Stated problem 1: According to the Azure AI Evaluation SDK page text, which evaluator classes make up the Composite category?
Stated problem 2: Extend the Azure AI Evaluation SDK page text, starting right after its last sentence.

Page text:
○ ○ ○ ○
# Azure AI Evaluation client library for Python

Use Azure AI Evaluation SDK to assess the performance of your generative AI applications. Generative AI application generations are quantitatively measured with mathematical based metrics, AI-assisted quality and safety metrics. Metrics are defined as evaluators. Built-in or custom evaluators can provide comprehensive insights into the application's capabilities and limitations.

Use [Azure AI Evaluation SDK](https://pypi.org/project/azure-ai-evaluation/) to:

- Evaluate existing data from generative AI applications
- Evaluate generative AI applications
- Evaluate by generating mathematical, AI-assisted quality and safety metrics

Azure AI SDK provides following to evaluate Generative AI Applications:

- Evaluators - Generate scores individually or when used together with evaluate API.
- Evaluate API - Python API to evaluate dataset or application using built-in or custom evaluators.

In [None]:
!pip install azure-ai-evaluation --quiet

: 

In [None]:
!pip install azure-identity --quiet

---

## 1. Built-in Evaluators

Built-in evaluators are out of box evaluators provided by Microsoft:

| Category |	Evaluator class |
|:---|:--|
| Performance and quality (AI-assisted) |	GroundednessEvaluator, RelevanceEvaluator, CoherenceEvaluator, FluencyEvaluator, SimilarityEvaluator, RetrievalEvaluator |
| Performance and quality (NLP)| 	F1ScoreEvaluator, RougeScoreEvaluator, GleuScoreEvaluator, BleuScoreEvaluator, MeteorScoreEvaluator| 
| Risk and safety (AI-assisted)	| ViolenceEvaluator, SexualEvaluator, SelfHarmEvaluator, HateUnfairnessEvaluator, IndirectAttackEvaluator, ProtectedMaterialEvaluator| 
| Composite	| QAEvaluator, ContentSafetyEvaluator| 

For more in-depth information on each evaluator definition and how it's calculated, [see Evaluation and monitoring metrics for generative AI.](https://learn.microsoft.com/azure/ai-studio/concepts/evaluation-metrics-built-in)
○ ○ ○ ○
Data segment:
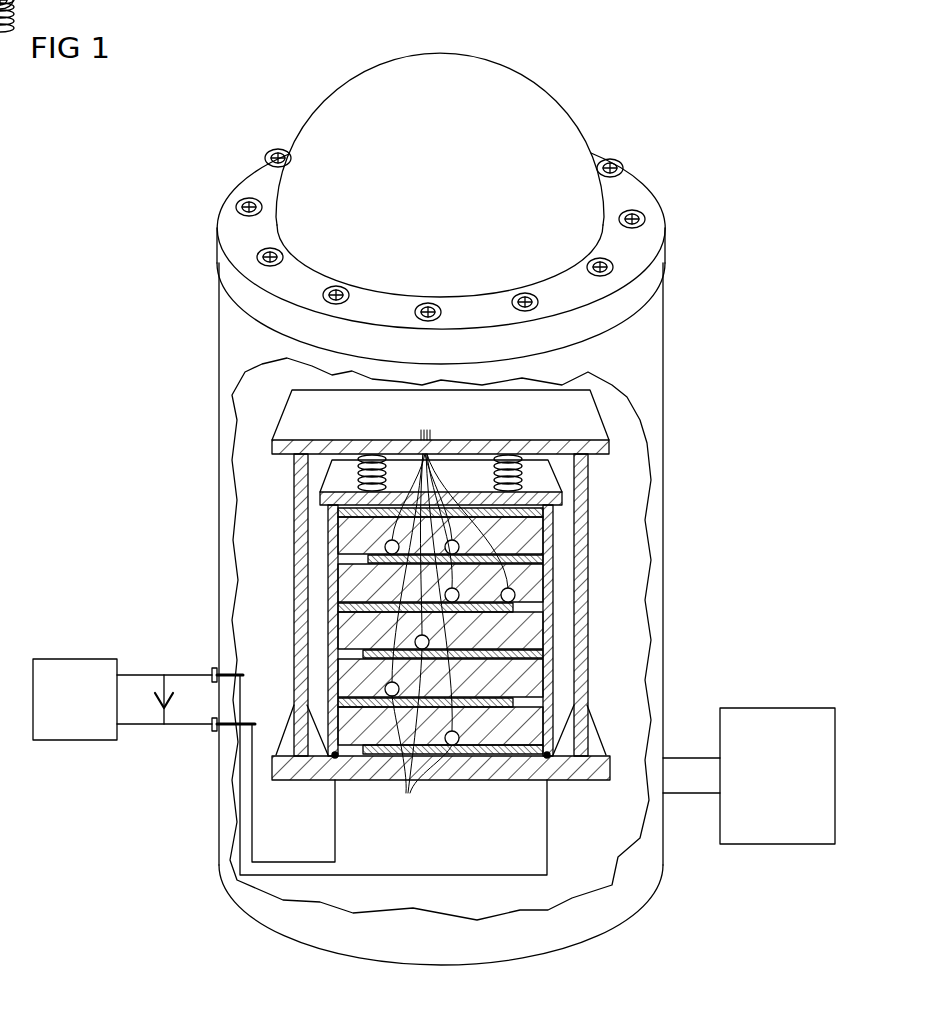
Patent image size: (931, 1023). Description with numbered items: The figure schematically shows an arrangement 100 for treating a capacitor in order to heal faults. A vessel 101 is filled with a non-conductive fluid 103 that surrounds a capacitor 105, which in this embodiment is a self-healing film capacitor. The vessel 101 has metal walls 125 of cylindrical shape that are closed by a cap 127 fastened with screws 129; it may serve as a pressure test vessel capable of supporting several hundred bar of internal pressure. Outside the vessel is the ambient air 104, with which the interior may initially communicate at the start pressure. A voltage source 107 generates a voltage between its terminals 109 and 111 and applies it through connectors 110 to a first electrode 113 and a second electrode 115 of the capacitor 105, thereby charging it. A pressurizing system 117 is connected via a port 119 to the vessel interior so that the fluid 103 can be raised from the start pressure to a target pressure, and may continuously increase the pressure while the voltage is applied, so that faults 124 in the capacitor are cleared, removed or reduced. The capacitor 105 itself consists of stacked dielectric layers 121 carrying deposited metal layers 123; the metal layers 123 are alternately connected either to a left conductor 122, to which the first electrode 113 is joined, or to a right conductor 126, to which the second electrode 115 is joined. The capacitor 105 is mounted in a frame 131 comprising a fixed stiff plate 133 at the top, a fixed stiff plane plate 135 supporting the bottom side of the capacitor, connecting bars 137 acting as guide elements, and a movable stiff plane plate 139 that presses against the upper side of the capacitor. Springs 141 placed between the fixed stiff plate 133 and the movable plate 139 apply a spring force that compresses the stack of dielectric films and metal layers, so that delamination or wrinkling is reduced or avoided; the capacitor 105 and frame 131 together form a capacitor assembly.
○ ○ ○ ○
Task result 1: QAEvaluator and ContentSafetyEvaluator.

Task result 2:
In [None]:
# Generate a default credential

from azure.identity import DefaultAzureCredential
credential=DefaultAzureCredential()

In [None]:
import os

# Project Connection String
connection_string = os.environ.get("AZURE_AI_CONNECTION_STRING")

# Extract details
region_id, subscription_id, resource_group_name, project_name = connection_string.split(";")

# Populate it
azure_ai_project = {
    "subscription_id": subscription_id,
    "resource_group_name": resource_group_name,
    "project_name": project_name,
}
print(azure_ai_project)

In [None]:
from azure.ai.evaluation import BleuScoreEvaluator

# NLP bleu score evaluator
bleu_score_evaluator = BleuScoreEvaluator()
result = bleu_score_evaluator(
    response="Tokyo is the capital of Japan.",
    ground_truth="The capital of Japan is Tokyo."
)
print(result)

In [None]:

from azure.ai.evaluation import RelevanceEvaluator

# AI assisted quality evaluator
model_config = {
    "azure_endpoint": os.environ.get("AZURE_OPENAI_ENDPOINT"),
    "api_key": os.environ.get("AZURE_OPENAI_API_KEY"),
    "azure_deployment": os.environ.get("AZURE_OPENAI_DEPLOYMENT"),
}

relevance_evaluator = RelevanceEvaluator(model_config)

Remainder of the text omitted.